§ **TASK BRIEF**:
Reproduce every entry exactly.

§ **INFORMATION SUPPLIED**:
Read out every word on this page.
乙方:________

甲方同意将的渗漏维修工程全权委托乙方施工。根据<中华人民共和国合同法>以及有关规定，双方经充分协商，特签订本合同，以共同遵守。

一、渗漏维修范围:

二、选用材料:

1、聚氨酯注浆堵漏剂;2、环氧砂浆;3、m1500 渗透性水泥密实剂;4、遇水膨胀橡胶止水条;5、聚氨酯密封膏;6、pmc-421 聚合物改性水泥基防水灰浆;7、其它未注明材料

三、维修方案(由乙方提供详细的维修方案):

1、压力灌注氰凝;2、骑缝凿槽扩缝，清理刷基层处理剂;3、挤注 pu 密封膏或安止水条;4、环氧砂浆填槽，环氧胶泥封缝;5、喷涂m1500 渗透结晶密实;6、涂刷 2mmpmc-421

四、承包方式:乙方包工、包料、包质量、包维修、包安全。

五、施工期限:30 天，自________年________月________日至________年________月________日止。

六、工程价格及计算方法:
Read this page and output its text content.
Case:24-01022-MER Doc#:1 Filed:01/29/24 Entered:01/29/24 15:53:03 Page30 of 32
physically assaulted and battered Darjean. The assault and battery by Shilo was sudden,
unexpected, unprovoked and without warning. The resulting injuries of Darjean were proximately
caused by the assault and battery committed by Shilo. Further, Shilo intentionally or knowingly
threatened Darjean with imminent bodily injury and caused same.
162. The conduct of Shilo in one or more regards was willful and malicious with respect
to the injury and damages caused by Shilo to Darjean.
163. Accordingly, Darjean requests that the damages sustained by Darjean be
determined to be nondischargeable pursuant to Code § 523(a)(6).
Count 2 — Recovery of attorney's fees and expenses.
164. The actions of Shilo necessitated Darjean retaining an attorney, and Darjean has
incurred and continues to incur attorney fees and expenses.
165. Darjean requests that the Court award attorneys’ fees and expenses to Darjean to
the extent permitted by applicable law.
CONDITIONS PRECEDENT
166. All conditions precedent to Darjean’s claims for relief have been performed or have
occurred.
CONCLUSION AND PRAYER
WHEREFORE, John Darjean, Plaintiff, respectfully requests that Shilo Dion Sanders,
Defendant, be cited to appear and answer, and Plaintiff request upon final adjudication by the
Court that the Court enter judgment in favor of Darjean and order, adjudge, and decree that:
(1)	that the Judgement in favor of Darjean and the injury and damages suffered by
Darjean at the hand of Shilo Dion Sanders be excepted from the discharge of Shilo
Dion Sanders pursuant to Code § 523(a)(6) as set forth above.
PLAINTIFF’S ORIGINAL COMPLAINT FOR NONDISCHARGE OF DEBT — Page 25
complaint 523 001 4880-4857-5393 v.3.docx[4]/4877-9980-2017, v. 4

§ **ANSWER TO THIS TASK**:
Read out every word on this page.
乙方:________

甲方同意将的渗漏维修工程全权委托乙方施工。根据<中华人民共和国合同法>以及有关规定，双方经充分协商，特签订本合同，以共同遵守。

一、渗漏维修范围:

二、选用材料:

1、聚氨酯注浆堵漏剂;2、环氧砂浆;3、m1500 渗透性水泥密实剂;4、遇水膨胀橡胶止水条;5、聚氨酯密封膏;6、pmc-421 聚合物改性水泥基防水灰浆;7、其它未注明材料

三、维修方案(由乙方提供详细的维修方案):

1、压力灌注氰凝;2、骑缝凿槽扩缝，清理刷基层处理剂;3、挤注 pu 密封膏或安止水条;4、环氧砂浆填槽，环氧胶泥封缝;5、喷涂m1500 渗透结晶密实;6、涂刷 2mmpmc-421

四、承包方式:乙方包工、包料、包质量、包维修、包安全。

五、施工期限:30 天，自________年________月________日至________年________月________日止。

六、工程价格及计算方法:
Read this page and output its text content.
Case:24-01022-MER Doc#:1 Filed:01/29/24 Entered:01/29/24 15:53:03 Page30 of 32
physically assaulted and battered Darjean. The assault and battery by Shilo was sudden,
unexpected, unprovoked and without warning. The resulting injuries of Darjean were proximately
caused by the assault and battery committed by Shilo. Further, Shilo intentionally or knowingly
threatened Darjean with imminent bodily injury and caused same.
162. The conduct of Shilo in one or more regards was willful and malicious with respect
to the injury and damages caused by Shilo to Darjean.
163. Accordingly, Darjean requests that the damages sustained by Darjean be
determined to be nondischargeable pursuant to Code § 523(a)(6).
Count 2 — Recovery of attorney's fees and expenses.
164. The actions of Shilo necessitated Darjean retaining an attorney, and Darjean has
incurred and continues to incur attorney fees and expenses.
165. Darjean requests that the Court award attorneys’ fees and expenses to Darjean to
the extent permitted by applicable law.
CONDITIONS PRECEDENT
166. All conditions precedent to Darjean’s claims for relief have been performed or have
occurred.
CONCLUSION AND PRAYER
WHEREFORE, John Darjean, Plaintiff, respectfully requests that Shilo Dion Sanders,
Defendant, be cited to appear and answer, and Plaintiff request upon final adjudication by the
Court that the Court enter judgment in favor of Darjean and order, adjudge, and decree that:
(1)	that the Judgement in favor of Darjean and the injury and damages suffered by
Darjean at the hand of Shilo Dion Sanders be excepted from the discharge of Shilo
Dion Sanders pursuant to Code § 523(a)(6) as set forth above.
PLAINTIFF’S ORIGINAL COMPLAINT FOR NONDISCHARGE OF DEBT — Page 25
complaint 523 001 4880-4857-5393 v.3.docx[4]/4877-9980-2017, v. 4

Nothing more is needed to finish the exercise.